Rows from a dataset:
# # # #
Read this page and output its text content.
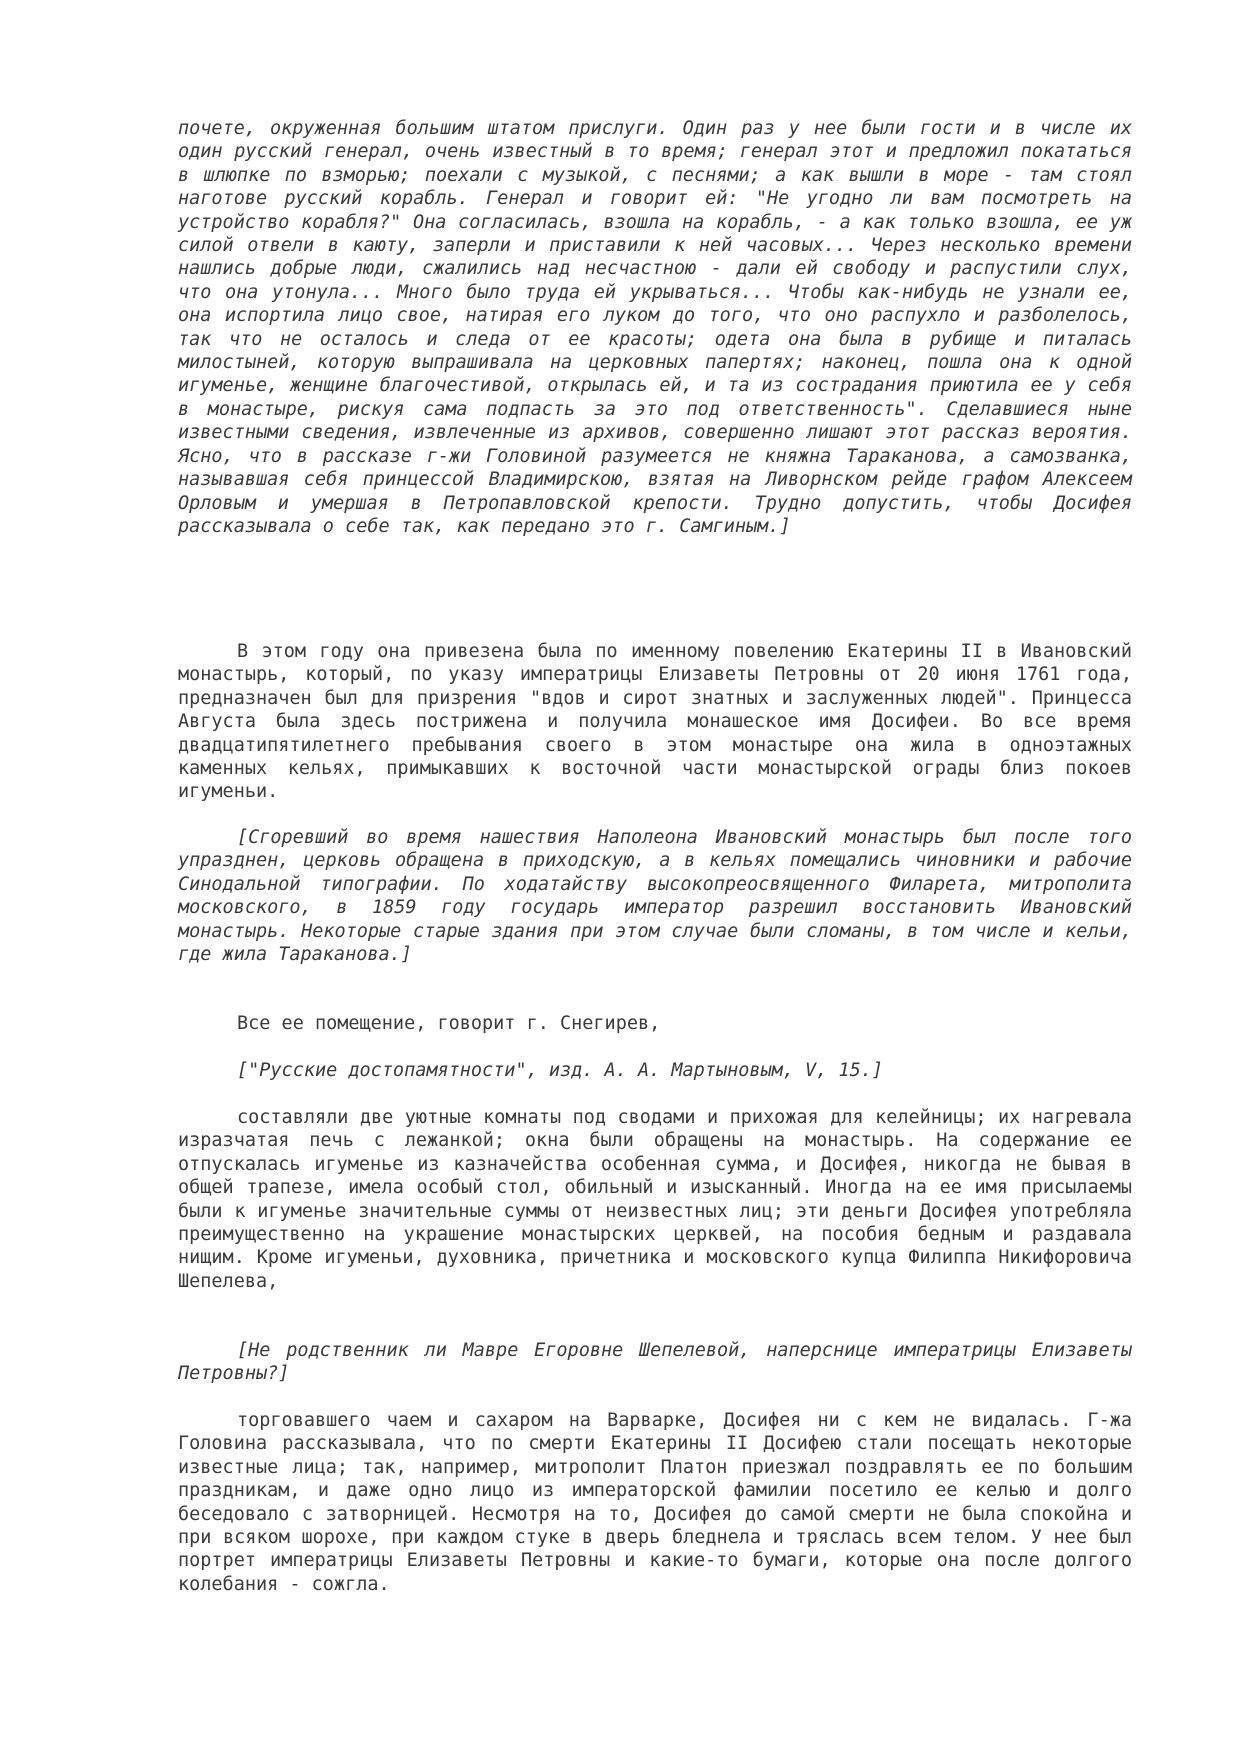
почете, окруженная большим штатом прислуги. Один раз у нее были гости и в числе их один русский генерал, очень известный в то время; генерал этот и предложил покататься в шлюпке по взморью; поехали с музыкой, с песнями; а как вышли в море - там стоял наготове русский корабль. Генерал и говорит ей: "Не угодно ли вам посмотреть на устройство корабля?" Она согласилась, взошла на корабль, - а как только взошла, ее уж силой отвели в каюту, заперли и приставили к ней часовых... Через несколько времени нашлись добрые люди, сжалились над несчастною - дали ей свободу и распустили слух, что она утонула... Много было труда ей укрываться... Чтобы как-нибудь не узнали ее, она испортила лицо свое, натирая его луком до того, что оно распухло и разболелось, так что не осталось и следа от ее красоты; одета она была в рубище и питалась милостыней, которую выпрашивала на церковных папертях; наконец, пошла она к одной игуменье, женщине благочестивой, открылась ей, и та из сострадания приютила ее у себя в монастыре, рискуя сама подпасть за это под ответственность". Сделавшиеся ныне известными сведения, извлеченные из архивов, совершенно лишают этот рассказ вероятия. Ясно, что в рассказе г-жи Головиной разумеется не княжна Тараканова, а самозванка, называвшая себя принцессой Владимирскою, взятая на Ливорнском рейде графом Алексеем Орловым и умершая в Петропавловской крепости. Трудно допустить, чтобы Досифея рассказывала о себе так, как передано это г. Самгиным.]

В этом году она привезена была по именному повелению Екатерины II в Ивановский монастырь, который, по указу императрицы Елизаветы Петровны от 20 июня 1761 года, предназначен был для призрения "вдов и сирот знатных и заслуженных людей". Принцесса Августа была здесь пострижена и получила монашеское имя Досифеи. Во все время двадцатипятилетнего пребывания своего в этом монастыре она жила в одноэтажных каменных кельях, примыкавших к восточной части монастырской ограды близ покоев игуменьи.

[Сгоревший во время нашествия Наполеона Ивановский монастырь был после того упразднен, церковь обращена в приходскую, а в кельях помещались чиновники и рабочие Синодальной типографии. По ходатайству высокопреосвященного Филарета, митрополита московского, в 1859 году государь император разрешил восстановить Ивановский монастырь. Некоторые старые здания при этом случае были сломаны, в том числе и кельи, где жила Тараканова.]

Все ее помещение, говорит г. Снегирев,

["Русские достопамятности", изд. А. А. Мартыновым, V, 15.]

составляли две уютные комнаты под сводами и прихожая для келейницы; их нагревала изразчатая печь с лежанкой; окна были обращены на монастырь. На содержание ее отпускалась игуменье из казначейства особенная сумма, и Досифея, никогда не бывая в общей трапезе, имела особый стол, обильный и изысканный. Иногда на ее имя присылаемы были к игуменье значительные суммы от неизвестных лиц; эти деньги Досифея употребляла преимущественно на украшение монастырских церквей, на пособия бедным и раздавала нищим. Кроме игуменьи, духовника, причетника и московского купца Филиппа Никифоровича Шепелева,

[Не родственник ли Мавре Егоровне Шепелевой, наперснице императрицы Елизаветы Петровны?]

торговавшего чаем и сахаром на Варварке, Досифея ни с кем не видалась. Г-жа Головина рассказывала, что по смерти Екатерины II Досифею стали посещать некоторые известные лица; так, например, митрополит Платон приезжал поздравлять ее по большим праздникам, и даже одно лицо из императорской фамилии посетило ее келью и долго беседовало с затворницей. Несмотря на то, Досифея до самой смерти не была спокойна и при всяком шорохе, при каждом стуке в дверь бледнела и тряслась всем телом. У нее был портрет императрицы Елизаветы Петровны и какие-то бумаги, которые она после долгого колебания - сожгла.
# # # #
- Exercise: Track down every line with the word "жила" and copy it.

- Response:
В этом году она привезена была по именному повелению Екатерины II в Ивановский монастырь, который, по указу императрицы Елизаветы Петровны от 20 июня 1761 года, предназначен был для призрения "вдов и сирот знатных и заслуженных людей". Принцесса Августа была здесь пострижена и получила монашеское имя Досифеи. Во все время двадцатипятилетнего пребывания своего в этом монастыре она жила в одноэтажных каменных кельях, примыкавших к восточной части монастырской ограды близ покоев игуменьи.
[Сгоревший во время нашествия Наполеона Ивановский монастырь был после того упразднен, церковь обращена в приходскую, а в кельях помещались чиновники и рабочие Синодальной типографии. По ходатайству высокопреосвященного Филарета, митрополита московского, в 1859 году государь император разрешил восстановить Ивановский монастырь. Некоторые старые здания при этом случае были сломаны, в том числе и кельи, где жила Тараканова.]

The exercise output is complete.